• [Aim]
Repeat the material exactly, every line of it.
== Extracted material ==
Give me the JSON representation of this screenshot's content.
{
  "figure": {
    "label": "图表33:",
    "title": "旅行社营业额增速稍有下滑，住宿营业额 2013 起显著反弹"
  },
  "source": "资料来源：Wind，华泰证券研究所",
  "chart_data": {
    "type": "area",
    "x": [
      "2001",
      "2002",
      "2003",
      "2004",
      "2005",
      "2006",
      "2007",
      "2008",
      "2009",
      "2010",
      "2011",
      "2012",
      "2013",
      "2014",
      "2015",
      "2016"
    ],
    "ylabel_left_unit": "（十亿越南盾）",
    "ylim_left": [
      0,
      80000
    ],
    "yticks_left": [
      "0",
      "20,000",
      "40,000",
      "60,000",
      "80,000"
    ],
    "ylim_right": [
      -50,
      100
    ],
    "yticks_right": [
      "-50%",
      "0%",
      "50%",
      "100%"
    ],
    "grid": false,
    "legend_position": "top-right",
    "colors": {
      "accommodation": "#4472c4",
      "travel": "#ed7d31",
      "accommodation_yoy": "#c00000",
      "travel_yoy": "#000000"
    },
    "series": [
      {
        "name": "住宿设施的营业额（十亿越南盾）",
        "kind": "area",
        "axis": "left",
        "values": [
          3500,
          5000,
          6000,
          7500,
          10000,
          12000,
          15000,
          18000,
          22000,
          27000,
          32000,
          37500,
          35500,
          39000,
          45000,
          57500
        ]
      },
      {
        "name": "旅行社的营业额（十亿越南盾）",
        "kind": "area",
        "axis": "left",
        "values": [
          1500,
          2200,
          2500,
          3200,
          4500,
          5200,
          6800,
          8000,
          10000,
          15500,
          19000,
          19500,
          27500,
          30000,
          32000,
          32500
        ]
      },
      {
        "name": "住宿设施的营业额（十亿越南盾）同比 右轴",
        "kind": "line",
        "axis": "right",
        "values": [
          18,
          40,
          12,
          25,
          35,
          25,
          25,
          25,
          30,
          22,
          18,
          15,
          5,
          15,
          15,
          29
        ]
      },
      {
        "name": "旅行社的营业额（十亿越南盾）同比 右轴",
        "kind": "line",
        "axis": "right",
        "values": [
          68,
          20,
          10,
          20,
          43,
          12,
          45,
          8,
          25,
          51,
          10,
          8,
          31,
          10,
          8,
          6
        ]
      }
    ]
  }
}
===
• [Solved problem]
Give me the JSON representation of this screenshot's content.
{
  "figure": {
    "label": "图表33:",
    "title": "旅行社营业额增速稍有下滑，住宿营业额 2013 起显著反弹"
  },
  "source": "资料来源：Wind，华泰证券研究所",
  "chart_data": {
    "type": "area",
    "x": [
      "2001",
      "2002",
      "2003",
      "2004",
      "2005",
      "2006",
      "2007",
      "2008",
      "2009",
      "2010",
      "2011",
      "2012",
      "2013",
      "2014",
      "2015",
      "2016"
    ],
    "ylabel_left_unit": "（十亿越南盾）",
    "ylim_left": [
      0,
      80000
    ],
    "yticks_left": [
      "0",
      "20,000",
      "40,000",
      "60,000",
      "80,000"
    ],
    "ylim_right": [
      -50,
      100
    ],
    "yticks_right": [
      "-50%",
      "0%",
      "50%",
      "100%"
    ],
    "grid": false,
    "legend_position": "top-right",
    "colors": {
      "accommodation": "#4472c4",
      "travel": "#ed7d31",
      "accommodation_yoy": "#c00000",
      "travel_yoy": "#000000"
    },
    "series": [
      {
        "name": "住宿设施的营业额（十亿越南盾）",
        "kind": "area",
        "axis": "left",
        "values": [
          3500,
          5000,
          6000,
          7500,
          10000,
          12000,
          15000,
          18000,
          22000,
          27000,
          32000,
          37500,
          35500,
          39000,
          45000,
          57500
        ]
      },
      {
        "name": "旅行社的营业额（十亿越南盾）",
        "kind": "area",
        "axis": "left",
        "values": [
          1500,
          2200,
          2500,
          3200,
          4500,
          5200,
          6800,
          8000,
          10000,
          15500,
          19000,
          19500,
          27500,
          30000,
          32000,
          32500
        ]
      },
      {
        "name": "住宿设施的营业额（十亿越南盾）同比 右轴",
        "kind": "line",
        "axis": "right",
        "values": [
          18,
          40,
          12,
          25,
          35,
          25,
          25,
          25,
          30,
          22,
          18,
          15,
          5,
          15,
          15,
          29
        ]
      },
      {
        "name": "旅行社的营业额（十亿越南盾）同比 右轴",
        "kind": "line",
        "axis": "right",
        "values": [
          68,
          20,
          10,
          20,
          43,
          12,
          45,
          8,
          25,
          51,
          10,
          8,
          31,
          10,
          8,
          6
        ]
      }
    ]
  }
}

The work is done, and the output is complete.